[Collected data]
## START

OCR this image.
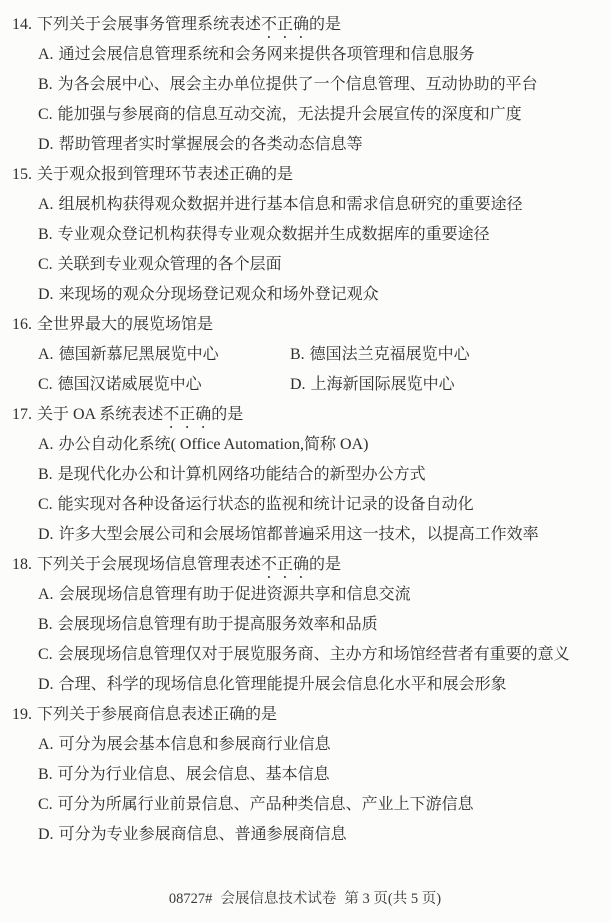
14. 下列关于会展事务管理系统表述不正确的是
A. 通过会展信息管理系统和会务网来提供各项管理和信息服务
B. 为各会展中心、展会主办单位提供了一个信息管理、互动协助的平台
C. 能加强与参展商的信息互动交流，无法提升会展宣传的深度和广度
D. 帮助管理者实时掌握展会的各类动态信息等
15. 关于观众报到管理环节表述正确的是
A. 组展机构获得观众数据并进行基本信息和需求信息研究的重要途径
B. 专业观众登记机构获得专业观众数据并生成数据库的重要途径
C. 关联到专业观众管理的各个层面
D. 来现场的观众分现场登记观众和场外登记观众
16. 全世界最大的展览场馆是
A. 德国新慕尼黑展览中心	B. 德国法兰克福展览中心
C. 德国汉诺威展览中心	D. 上海新国际展览中心
17. 关于 OA 系统表述不正确的是
A. 办公自动化系统( Office Automation,简称 OA)
B. 是现代化办公和计算机网络功能结合的新型办公方式
C. 能实现对各种设备运行状态的监视和统计记录的设备自动化
D. 许多大型会展公司和会展场馆都普遍采用这一技术，以提高工作效率
18. 下列关于会展现场信息管理表述不正确的是
A. 会展现场信息管理有助于促进资源共享和信息交流
B. 会展现场信息管理有助于提高服务效率和品质
C. 会展现场信息管理仅对于展览服务商、主办方和场馆经营者有重要的意义
D. 合理、科学的现场信息化管理能提升展会信息化水平和展会形象
19. 下列关于参展商信息表述正确的是
A. 可分为展会基本信息和参展商行业信息
B. 可分为行业信息、展会信息、基本信息
C. 可分为所属行业前景信息、产品种类信息、产业上下游信息
D. 可分为专业参展商信息、普通参展商信息
08727# 会展信息技术试卷 第 3 页(共 5 页)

## END

[TASK TO COMPLETE] Every line of text is to be repeated exactly; pictures are left out.

[CORRECT ANSWER]
OCR this image.
14. 下列关于会展事务管理系统表述不正确的是
A. 通过会展信息管理系统和会务网来提供各项管理和信息服务
B. 为各会展中心、展会主办单位提供了一个信息管理、互动协助的平台
C. 能加强与参展商的信息互动交流，无法提升会展宣传的深度和广度
D. 帮助管理者实时掌握展会的各类动态信息等
15. 关于观众报到管理环节表述正确的是
A. 组展机构获得观众数据并进行基本信息和需求信息研究的重要途径
B. 专业观众登记机构获得专业观众数据并生成数据库的重要途径
C. 关联到专业观众管理的各个层面
D. 来现场的观众分现场登记观众和场外登记观众
16. 全世界最大的展览场馆是
A. 德国新慕尼黑展览中心	B. 德国法兰克福展览中心
C. 德国汉诺威展览中心	D. 上海新国际展览中心
17. 关于 OA 系统表述不正确的是
A. 办公自动化系统( Office Automation,简称 OA)
B. 是现代化办公和计算机网络功能结合的新型办公方式
C. 能实现对各种设备运行状态的监视和统计记录的设备自动化
D. 许多大型会展公司和会展场馆都普遍采用这一技术，以提高工作效率
18. 下列关于会展现场信息管理表述不正确的是
A. 会展现场信息管理有助于促进资源共享和信息交流
B. 会展现场信息管理有助于提高服务效率和品质
C. 会展现场信息管理仅对于展览服务商、主办方和场馆经营者有重要的意义
D. 合理、科学的现场信息化管理能提升展会信息化水平和展会形象
19. 下列关于参展商信息表述正确的是
A. 可分为展会基本信息和参展商行业信息
B. 可分为行业信息、展会信息、基本信息
C. 可分为所属行业前景信息、产品种类信息、产业上下游信息
D. 可分为专业参展商信息、普通参展商信息
08727# 会展信息技术试卷 第 3 页(共 5 页)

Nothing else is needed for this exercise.